▸ Exercise aim
Search the data below for "into"; list each line that holds it.

--- start Exercise materials ---

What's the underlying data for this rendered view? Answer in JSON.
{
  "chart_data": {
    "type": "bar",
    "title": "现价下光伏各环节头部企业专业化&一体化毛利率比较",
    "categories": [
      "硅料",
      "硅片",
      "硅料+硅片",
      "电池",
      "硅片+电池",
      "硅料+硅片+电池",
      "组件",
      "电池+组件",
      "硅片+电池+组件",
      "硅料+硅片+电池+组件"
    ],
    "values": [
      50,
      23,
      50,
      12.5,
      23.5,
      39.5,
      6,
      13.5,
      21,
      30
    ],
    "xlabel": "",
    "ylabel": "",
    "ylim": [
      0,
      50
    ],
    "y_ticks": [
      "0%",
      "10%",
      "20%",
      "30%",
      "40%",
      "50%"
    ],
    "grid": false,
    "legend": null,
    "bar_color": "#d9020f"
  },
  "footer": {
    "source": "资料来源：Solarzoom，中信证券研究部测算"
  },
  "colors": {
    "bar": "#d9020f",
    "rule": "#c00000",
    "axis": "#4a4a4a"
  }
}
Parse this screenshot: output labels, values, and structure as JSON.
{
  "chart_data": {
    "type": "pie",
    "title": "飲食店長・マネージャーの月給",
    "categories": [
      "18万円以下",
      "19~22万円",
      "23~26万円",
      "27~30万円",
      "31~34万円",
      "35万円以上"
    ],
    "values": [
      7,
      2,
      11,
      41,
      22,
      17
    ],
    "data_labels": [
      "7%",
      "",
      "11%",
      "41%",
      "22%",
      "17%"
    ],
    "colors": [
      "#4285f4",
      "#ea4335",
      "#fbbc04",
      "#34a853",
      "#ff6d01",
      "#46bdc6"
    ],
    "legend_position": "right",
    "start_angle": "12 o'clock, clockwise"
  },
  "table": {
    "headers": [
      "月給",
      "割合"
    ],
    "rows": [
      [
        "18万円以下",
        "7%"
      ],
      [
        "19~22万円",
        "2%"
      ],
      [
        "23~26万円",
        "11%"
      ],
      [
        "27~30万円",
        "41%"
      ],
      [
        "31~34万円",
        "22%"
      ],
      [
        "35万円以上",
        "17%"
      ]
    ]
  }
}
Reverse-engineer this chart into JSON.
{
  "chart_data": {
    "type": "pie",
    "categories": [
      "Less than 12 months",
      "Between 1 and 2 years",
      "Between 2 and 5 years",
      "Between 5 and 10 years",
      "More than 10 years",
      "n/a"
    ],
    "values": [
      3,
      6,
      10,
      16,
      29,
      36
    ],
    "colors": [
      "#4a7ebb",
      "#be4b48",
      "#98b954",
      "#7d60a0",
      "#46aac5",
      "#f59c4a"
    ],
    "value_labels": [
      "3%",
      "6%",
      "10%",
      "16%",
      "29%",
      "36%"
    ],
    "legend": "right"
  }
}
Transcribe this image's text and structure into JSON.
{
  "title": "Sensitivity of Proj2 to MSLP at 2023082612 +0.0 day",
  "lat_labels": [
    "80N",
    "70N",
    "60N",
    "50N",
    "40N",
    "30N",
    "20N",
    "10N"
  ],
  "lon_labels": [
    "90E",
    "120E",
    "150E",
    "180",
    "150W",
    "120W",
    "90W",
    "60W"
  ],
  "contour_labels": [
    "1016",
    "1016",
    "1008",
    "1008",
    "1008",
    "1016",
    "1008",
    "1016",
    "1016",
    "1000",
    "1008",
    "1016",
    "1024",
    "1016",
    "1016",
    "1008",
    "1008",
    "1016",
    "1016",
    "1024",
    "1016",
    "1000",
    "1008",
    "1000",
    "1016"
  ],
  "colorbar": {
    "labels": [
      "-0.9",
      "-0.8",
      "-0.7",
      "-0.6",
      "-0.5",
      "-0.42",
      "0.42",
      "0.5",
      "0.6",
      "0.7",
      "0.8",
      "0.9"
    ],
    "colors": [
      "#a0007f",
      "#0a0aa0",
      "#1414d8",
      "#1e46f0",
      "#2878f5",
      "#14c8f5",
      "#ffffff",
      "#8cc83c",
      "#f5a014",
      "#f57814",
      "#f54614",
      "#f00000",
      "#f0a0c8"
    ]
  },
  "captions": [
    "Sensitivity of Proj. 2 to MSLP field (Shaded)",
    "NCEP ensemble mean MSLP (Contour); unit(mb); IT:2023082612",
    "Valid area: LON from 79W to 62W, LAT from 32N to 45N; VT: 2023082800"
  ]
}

--- end Exercise materials ---

▸ Solved exercise
Reverse-engineer this chart into JSON.
Transcribe this image's text and structure into JSON.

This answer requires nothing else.